Text for analysis below:
First, I’m speaking for myself here, but I think MLSs and MLS vendors are too defensive and too used to outsider carping about how backward and old-school and far-removed from the openness of the web they and their clients supposedly are. That’s just not true, and we only need to look at the Facebook silo, the darling of the web, for proof. If anything, MLSs are far ahead of Facebook in terms of web technology, because MLSs have a pretty well established API for retrieving data from the MLS system.
Second, the future of MLS today is being debated on whether to centralize data collections or not, with the strong move being towards centralization. Yet Google’s work in social networking portability is pointing the way toward decentralized data collections, using the “web as the platform.” What does that mean, exactly? It means people follow standard ways to create their data (in the case of real estate listings, hopefully RETS) and then also provide a standard way for others to access and interact with it, all of which means the creators retain control of their own data, which is very much at the heart of the debates in MLS today.
End of Text for analysis.
Problem A — Summarize the passage about MLS data in two sentences.
Problem B — Reproduce the part of the passage about MLS data between "First, I’m speaking" and "the MLS system.", inclusive.
Problem C — Carry on the passage about MLS data, starting after its final sentence.
Information shown below:
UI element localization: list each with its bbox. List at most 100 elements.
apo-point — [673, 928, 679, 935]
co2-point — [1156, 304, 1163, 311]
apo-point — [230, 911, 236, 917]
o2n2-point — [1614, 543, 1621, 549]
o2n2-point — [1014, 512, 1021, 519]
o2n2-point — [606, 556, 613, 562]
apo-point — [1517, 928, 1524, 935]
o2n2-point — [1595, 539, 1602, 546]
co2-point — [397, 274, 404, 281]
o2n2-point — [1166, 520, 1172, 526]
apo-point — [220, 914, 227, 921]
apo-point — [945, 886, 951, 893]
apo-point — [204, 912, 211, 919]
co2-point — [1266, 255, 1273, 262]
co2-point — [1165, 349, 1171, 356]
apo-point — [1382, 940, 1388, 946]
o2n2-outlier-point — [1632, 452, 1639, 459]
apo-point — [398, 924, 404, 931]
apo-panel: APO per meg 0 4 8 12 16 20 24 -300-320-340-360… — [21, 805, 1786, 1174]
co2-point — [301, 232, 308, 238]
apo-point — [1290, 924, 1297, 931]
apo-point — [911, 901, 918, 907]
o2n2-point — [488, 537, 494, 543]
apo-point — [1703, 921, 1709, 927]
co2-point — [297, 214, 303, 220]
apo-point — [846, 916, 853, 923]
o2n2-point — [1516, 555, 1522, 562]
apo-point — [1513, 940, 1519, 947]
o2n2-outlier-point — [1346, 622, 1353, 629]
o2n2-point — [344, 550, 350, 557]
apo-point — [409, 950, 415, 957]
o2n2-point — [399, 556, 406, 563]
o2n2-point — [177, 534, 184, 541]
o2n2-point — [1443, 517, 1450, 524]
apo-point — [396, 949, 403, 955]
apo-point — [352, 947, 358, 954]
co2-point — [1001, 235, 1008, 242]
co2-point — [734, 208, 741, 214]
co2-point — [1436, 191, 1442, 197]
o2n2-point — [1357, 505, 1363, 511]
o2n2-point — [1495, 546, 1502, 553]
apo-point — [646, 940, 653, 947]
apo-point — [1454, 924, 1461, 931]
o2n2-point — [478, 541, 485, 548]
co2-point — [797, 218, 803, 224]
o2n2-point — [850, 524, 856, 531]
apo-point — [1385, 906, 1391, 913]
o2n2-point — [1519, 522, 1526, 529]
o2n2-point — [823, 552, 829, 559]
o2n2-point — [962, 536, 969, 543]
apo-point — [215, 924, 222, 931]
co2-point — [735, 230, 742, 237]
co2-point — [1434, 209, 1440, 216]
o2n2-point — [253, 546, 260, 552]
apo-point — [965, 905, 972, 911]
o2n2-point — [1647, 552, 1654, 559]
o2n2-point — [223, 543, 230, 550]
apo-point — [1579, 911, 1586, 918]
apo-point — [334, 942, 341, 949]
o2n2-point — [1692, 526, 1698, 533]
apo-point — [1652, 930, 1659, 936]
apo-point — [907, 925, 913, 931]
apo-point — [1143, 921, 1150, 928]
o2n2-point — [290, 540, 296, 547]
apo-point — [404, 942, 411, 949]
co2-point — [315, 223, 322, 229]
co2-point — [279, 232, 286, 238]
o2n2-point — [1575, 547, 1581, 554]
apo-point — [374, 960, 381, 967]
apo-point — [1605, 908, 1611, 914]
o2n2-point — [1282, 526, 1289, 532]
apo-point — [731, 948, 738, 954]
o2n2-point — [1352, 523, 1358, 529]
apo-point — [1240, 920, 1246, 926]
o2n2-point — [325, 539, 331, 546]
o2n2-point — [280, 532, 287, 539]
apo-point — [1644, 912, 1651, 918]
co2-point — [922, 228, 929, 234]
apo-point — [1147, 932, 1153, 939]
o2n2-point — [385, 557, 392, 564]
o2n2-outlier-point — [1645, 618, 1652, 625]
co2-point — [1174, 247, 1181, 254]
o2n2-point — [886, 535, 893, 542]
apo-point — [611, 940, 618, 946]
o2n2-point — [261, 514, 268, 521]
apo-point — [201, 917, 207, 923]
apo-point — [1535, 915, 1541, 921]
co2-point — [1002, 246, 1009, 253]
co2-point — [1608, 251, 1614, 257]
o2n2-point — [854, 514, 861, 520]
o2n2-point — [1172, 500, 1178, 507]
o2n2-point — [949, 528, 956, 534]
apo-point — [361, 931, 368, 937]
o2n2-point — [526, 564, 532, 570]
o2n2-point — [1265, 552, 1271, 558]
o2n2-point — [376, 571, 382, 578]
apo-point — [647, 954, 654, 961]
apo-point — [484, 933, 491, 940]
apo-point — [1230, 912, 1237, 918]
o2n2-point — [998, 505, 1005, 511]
End of Information shown.
Answer space A — The author argues that MLSs and MLS vendors are too defensive about outside claims that they are backward, and holds that their well-established API for retrieving data puts them ahead of Facebook in web technology. Although the current MLS debate leans toward centralizing data collections, Google's work on social networking portability points toward decentralized collections in which creators follow standard ways to create and share their data and so keep control of it.

Answer space B —
First, I’m speaking for myself here, but I think MLSs and MLS vendors are too defensive and too used to outsider carping about how backward and old-school and far-removed from the openness of the web they and their clients supposedly are. That’s just not true, and we only need to look at the Facebook silo, the darling of the web, for proof. If anything, MLSs are far ahead of Facebook in terms of web technology, because MLSs have a pretty well established API for retrieving data from the MLS system.

Answer space C —
I’ve written before that I believe one of the single most important steps NAR could and should take to benefit their members would be to develop a leadership position around a national or worldwide property identification system based on web addresses. I can’t claim to have the technical skill to have thought through this every step of the way, but my basic idea is the same as what Google and SixApart and others are saying about the web being the platform. More data is being created today by more people than ever before. You can have all the silos you want, but the reality is that the full data about any thing is going to be distributed everywhere. What’s much more important than trying to silo data is trying to link data, and that’s why I think it’s so important to develop an easy and concrete method of identifying properties, so that all the disparate data can be linked together.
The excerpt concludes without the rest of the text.